**PROBLEM REQUIREMENTS**
Please copy out the records word for word, from their first line through the line containing "svg-text:E: E bbox=[1410, 869, 1417, 881]", with both ends included.

....

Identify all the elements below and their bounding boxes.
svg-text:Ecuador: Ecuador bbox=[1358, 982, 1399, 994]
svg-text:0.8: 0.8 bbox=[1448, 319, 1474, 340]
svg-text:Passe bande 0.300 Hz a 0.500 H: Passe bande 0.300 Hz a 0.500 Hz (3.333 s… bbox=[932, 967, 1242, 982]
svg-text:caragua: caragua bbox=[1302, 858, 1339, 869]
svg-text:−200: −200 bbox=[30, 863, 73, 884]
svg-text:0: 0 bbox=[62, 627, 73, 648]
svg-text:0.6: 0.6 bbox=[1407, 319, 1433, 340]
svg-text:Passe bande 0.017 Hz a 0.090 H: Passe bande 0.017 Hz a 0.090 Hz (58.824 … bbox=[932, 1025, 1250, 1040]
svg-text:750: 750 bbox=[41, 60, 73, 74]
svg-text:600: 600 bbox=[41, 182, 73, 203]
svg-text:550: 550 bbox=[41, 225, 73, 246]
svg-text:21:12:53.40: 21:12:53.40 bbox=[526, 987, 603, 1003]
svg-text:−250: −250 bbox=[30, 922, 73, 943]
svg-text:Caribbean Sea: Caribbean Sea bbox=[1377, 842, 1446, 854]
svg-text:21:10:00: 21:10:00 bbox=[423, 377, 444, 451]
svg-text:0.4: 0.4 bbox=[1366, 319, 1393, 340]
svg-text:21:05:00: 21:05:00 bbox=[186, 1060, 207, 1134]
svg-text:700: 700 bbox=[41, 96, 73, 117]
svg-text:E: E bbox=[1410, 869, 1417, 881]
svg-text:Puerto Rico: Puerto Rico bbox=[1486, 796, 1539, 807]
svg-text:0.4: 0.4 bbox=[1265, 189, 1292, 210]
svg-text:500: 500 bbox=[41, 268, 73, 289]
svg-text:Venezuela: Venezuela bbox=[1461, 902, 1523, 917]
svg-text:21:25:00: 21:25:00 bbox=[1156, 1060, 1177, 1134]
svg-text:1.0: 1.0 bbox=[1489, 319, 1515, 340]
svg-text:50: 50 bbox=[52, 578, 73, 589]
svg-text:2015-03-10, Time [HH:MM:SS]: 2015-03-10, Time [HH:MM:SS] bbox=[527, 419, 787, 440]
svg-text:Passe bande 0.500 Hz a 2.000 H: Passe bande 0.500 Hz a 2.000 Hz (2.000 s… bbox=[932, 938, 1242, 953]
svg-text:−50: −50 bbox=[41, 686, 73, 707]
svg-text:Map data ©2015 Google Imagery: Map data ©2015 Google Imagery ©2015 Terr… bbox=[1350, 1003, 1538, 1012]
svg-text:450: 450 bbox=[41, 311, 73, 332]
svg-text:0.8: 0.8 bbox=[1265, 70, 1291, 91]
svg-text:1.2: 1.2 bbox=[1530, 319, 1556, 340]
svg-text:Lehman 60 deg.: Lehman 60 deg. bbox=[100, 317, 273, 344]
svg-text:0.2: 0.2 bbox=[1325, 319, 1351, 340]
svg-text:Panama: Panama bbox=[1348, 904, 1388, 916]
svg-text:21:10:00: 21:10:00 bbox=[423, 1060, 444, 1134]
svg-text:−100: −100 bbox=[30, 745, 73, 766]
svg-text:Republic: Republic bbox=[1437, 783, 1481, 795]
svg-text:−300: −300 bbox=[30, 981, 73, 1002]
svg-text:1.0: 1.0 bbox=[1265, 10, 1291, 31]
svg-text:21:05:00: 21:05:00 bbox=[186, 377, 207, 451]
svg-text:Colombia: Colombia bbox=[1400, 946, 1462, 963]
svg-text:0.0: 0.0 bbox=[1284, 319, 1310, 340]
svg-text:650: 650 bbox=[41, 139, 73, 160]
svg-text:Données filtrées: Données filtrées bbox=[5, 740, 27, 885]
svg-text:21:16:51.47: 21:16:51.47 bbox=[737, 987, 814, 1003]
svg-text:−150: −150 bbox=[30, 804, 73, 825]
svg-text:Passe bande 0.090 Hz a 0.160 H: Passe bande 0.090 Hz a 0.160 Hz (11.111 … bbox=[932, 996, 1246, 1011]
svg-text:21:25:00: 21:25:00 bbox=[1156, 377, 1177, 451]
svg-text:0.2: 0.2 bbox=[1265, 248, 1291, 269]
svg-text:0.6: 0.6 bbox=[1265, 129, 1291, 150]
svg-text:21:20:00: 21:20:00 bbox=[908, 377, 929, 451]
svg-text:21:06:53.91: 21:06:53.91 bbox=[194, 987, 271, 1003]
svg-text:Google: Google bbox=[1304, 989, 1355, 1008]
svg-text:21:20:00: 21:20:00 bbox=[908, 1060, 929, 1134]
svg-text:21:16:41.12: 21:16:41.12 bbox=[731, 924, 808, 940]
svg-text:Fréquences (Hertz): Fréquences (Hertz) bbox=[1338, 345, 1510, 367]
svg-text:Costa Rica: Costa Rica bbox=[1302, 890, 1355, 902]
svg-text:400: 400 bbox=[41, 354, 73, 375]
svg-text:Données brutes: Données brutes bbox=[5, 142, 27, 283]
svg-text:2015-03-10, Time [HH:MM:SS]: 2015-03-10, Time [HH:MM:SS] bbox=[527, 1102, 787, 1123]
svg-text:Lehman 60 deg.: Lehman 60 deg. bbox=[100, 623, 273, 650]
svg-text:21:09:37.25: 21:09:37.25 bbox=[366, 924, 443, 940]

....

**SOLUTION TO THIS TASK**
Identify all the elements below and their bounding boxes.
svg-text:Ecuador: Ecuador bbox=[1358, 982, 1399, 994]
svg-text:0.8: 0.8 bbox=[1448, 319, 1474, 340]
svg-text:Passe bande 0.300 Hz a 0.500 H: Passe bande 0.300 Hz a 0.500 Hz (3.333 s… bbox=[932, 967, 1242, 982]
svg-text:caragua: caragua bbox=[1302, 858, 1339, 869]
svg-text:−200: −200 bbox=[30, 863, 73, 884]
svg-text:0: 0 bbox=[62, 627, 73, 648]
svg-text:0.6: 0.6 bbox=[1407, 319, 1433, 340]
svg-text:Passe bande 0.017 Hz a 0.090 H: Passe bande 0.017 Hz a 0.090 Hz (58.824 … bbox=[932, 1025, 1250, 1040]
svg-text:750: 750 bbox=[41, 60, 73, 74]
svg-text:600: 600 bbox=[41, 182, 73, 203]
svg-text:550: 550 bbox=[41, 225, 73, 246]
svg-text:21:12:53.40: 21:12:53.40 bbox=[526, 987, 603, 1003]
svg-text:−250: −250 bbox=[30, 922, 73, 943]
svg-text:Caribbean Sea: Caribbean Sea bbox=[1377, 842, 1446, 854]
svg-text:21:10:00: 21:10:00 bbox=[423, 377, 444, 451]
svg-text:0.4: 0.4 bbox=[1366, 319, 1393, 340]
svg-text:21:05:00: 21:05:00 bbox=[186, 1060, 207, 1134]
svg-text:700: 700 bbox=[41, 96, 73, 117]
svg-text:E: E bbox=[1410, 869, 1417, 881]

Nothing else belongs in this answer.